* _STATED TASK_
List each line in which the string "正确的是" appears.

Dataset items
•••

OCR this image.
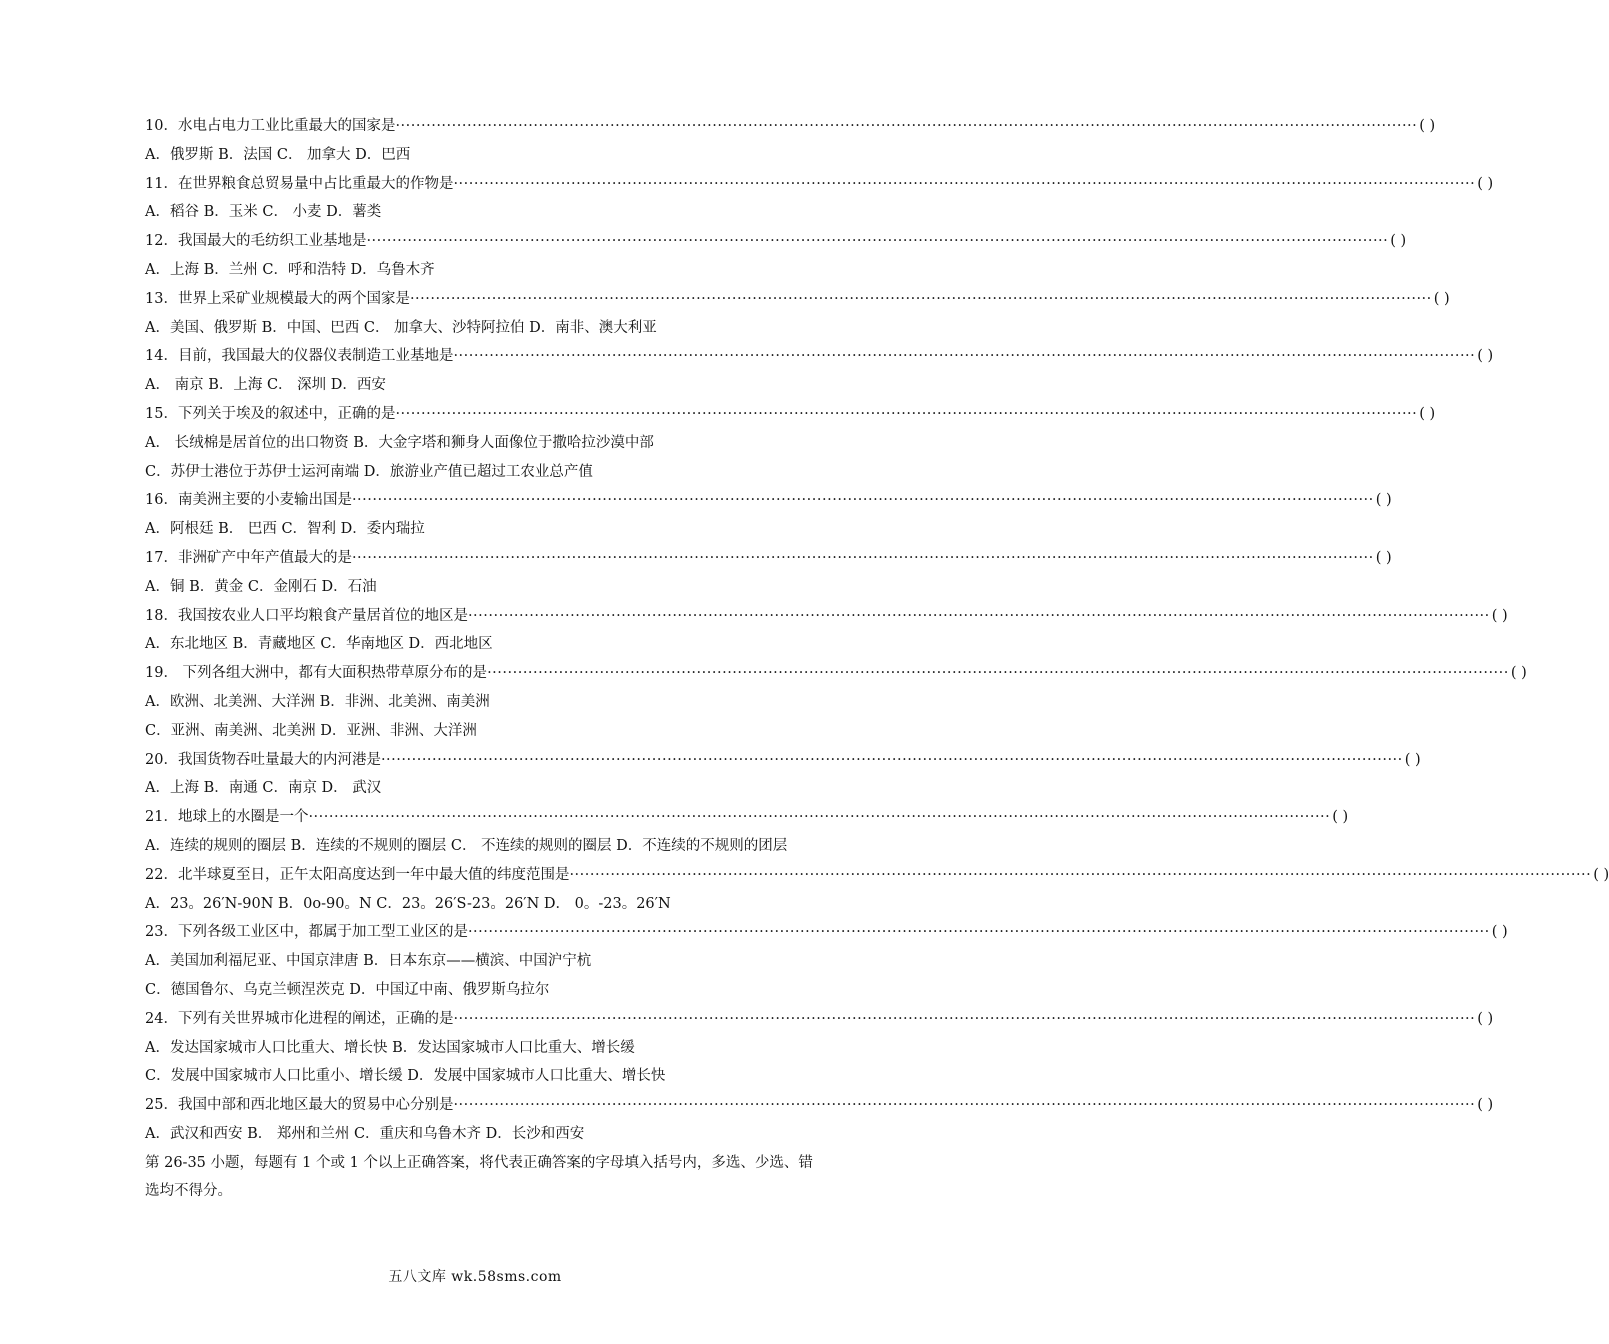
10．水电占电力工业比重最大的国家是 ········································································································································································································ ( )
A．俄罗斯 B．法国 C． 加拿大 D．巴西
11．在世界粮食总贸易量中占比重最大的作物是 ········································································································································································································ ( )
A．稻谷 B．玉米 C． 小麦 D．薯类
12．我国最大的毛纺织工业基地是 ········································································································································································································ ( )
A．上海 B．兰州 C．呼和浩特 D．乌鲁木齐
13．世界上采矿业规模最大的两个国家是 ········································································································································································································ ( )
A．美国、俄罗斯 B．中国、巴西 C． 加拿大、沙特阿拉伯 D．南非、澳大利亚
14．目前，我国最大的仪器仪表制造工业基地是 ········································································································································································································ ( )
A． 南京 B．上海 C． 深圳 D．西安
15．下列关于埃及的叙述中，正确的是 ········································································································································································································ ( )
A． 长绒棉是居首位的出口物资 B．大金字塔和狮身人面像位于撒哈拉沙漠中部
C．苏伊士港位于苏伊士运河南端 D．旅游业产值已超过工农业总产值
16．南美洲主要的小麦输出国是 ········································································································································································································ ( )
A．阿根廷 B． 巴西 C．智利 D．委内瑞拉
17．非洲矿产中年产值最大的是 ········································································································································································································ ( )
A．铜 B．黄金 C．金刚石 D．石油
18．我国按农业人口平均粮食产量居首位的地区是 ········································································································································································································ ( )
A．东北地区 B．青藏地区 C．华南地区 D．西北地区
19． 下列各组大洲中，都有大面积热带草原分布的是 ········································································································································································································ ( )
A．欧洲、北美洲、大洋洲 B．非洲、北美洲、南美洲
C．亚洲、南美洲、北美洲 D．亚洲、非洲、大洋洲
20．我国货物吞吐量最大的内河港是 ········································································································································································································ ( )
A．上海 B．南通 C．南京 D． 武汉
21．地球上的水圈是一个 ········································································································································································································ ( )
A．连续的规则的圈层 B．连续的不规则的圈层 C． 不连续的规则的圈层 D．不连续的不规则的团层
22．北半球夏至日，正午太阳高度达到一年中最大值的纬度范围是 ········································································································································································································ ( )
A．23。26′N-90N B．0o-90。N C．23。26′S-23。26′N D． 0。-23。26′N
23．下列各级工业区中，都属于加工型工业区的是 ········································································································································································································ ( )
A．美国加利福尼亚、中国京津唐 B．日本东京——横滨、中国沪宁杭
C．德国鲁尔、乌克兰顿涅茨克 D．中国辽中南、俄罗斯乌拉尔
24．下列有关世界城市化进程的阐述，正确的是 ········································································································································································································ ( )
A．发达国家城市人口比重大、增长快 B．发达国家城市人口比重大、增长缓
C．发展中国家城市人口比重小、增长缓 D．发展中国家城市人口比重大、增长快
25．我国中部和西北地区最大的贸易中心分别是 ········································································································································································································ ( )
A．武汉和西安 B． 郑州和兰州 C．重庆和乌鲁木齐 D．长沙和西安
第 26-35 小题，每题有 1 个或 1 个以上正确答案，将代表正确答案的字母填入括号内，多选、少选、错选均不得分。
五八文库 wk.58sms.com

•••

* _SOLUTION_
15．下列关于埃及的叙述中，正确的是 ········································································································································································································ ( )
24．下列有关世界城市化进程的阐述，正确的是 ········································································································································································································ ( )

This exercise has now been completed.